What is expected:
Reproduce all of the data word for word.

### Records shown

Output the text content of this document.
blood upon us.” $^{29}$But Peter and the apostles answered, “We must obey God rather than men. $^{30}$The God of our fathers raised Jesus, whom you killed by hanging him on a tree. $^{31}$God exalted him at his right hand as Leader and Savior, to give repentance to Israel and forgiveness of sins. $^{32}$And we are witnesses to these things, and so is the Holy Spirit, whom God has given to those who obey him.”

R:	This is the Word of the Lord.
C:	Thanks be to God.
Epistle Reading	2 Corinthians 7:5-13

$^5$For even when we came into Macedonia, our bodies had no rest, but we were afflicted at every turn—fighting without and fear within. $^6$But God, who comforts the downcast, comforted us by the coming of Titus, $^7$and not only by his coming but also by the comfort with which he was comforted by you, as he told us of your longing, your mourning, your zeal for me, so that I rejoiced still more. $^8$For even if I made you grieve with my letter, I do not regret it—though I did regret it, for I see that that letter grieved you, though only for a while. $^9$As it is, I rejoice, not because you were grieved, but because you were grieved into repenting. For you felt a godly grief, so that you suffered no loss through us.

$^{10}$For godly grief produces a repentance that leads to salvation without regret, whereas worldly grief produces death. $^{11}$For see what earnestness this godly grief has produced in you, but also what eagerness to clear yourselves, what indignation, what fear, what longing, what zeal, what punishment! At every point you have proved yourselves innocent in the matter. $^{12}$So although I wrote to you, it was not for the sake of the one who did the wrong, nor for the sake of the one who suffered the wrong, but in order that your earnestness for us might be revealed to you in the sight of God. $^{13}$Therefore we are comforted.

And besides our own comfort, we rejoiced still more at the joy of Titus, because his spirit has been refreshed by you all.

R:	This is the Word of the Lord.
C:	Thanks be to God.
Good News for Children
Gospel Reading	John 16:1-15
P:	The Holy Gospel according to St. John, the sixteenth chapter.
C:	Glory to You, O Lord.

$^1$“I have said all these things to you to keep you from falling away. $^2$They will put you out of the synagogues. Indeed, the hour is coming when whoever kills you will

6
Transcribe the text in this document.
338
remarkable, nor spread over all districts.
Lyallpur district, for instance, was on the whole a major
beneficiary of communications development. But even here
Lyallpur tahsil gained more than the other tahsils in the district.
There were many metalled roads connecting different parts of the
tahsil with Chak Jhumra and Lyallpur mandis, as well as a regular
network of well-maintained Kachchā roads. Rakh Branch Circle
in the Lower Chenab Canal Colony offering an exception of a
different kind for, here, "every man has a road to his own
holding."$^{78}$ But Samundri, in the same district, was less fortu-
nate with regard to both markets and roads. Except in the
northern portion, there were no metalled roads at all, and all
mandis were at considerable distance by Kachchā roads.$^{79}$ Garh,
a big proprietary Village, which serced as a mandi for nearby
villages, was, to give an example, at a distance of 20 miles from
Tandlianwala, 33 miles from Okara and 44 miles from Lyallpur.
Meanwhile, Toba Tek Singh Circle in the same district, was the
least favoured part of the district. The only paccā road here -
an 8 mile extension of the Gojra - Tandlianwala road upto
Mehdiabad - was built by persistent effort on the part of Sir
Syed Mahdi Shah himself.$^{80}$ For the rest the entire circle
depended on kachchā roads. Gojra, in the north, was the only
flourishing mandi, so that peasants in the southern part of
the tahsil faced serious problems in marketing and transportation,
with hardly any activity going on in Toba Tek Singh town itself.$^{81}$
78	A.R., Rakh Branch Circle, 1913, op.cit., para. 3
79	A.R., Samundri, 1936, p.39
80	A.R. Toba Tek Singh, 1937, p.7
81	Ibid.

######

Written solution:
Output the text content of this document.
blood upon us.” $^{29}$But Peter and the apostles answered, “We must obey God rather than men. $^{30}$The God of our fathers raised Jesus, whom you killed by hanging him on a tree. $^{31}$God exalted him at his right hand as Leader and Savior, to give repentance to Israel and forgiveness of sins. $^{32}$And we are witnesses to these things, and so is the Holy Spirit, whom God has given to those who obey him.”

R:	This is the Word of the Lord.
C:	Thanks be to God.
Epistle Reading	2 Corinthians 7:5-13

$^5$For even when we came into Macedonia, our bodies had no rest, but we were afflicted at every turn—fighting without and fear within. $^6$But God, who comforts the downcast, comforted us by the coming of Titus, $^7$and not only by his coming but also by the comfort with which he was comforted by you, as he told us of your longing, your mourning, your zeal for me, so that I rejoiced still more. $^8$For even if I made you grieve with my letter, I do not regret it—though I did regret it, for I see that that letter grieved you, though only for a while. $^9$As it is, I rejoice, not because you were grieved, but because you were grieved into repenting. For you felt a godly grief, so that you suffered no loss through us.

$^{10}$For godly grief produces a repentance that leads to salvation without regret, whereas worldly grief produces death. $^{11}$For see what earnestness this godly grief has produced in you, but also what eagerness to clear yourselves, what indignation, what fear, what longing, what zeal, what punishment! At every point you have proved yourselves innocent in the matter. $^{12}$So although I wrote to you, it was not for the sake of the one who did the wrong, nor for the sake of the one who suffered the wrong, but in order that your earnestness for us might be revealed to you in the sight of God. $^{13}$Therefore we are comforted.

And besides our own comfort, we rejoiced still more at the joy of Titus, because his spirit has been refreshed by you all.

R:	This is the Word of the Lord.
C:	Thanks be to God.
Good News for Children
Gospel Reading	John 16:1-15
P:	The Holy Gospel according to St. John, the sixteenth chapter.
C:	Glory to You, O Lord.

$^1$“I have said all these things to you to keep you from falling away. $^2$They will put you out of the synagogues. Indeed, the hour is coming when whoever kills you will

6
Transcribe the text in this document.
338
remarkable, nor spread over all districts.
Lyallpur district, for instance, was on the whole a major
beneficiary of communications development. But even here
Lyallpur tahsil gained more than the other tahsils in the district.
There were many metalled roads connecting different parts of the
tahsil with Chak Jhumra and Lyallpur mandis, as well as a regular
network of well-maintained Kachchā roads. Rakh Branch Circle
in the Lower Chenab Canal Colony offering an exception of a
different kind for, here, "every man has a road to his own
holding."$^{78}$ But Samundri, in the same district, was less fortu-
nate with regard to both markets and roads. Except in the
northern portion, there were no metalled roads at all, and all
mandis were at considerable distance by Kachchā roads.$^{79}$ Garh,
a big proprietary Village, which serced as a mandi for nearby
villages, was, to give an example, at a distance of 20 miles from
Tandlianwala, 33 miles from Okara and 44 miles from Lyallpur.
Meanwhile, Toba Tek Singh Circle in the same district, was the
least favoured part of the district. The only paccā road here -
an 8 mile extension of the Gojra - Tandlianwala road upto
Mehdiabad - was built by persistent effort on the part of Sir
Syed Mahdi Shah himself.$^{80}$ For the rest the entire circle
depended on kachchā roads. Gojra, in the north, was the only
flourishing mandi, so that peasants in the southern part of
the tahsil faced serious problems in marketing and transportation,
with hardly any activity going on in Toba Tek Singh town itself.$^{81}$
78	A.R., Rakh Branch Circle, 1913, op.cit., para. 3
79	A.R., Samundri, 1936, p.39
80	A.R. Toba Tek Singh, 1937, p.7
81	Ibid.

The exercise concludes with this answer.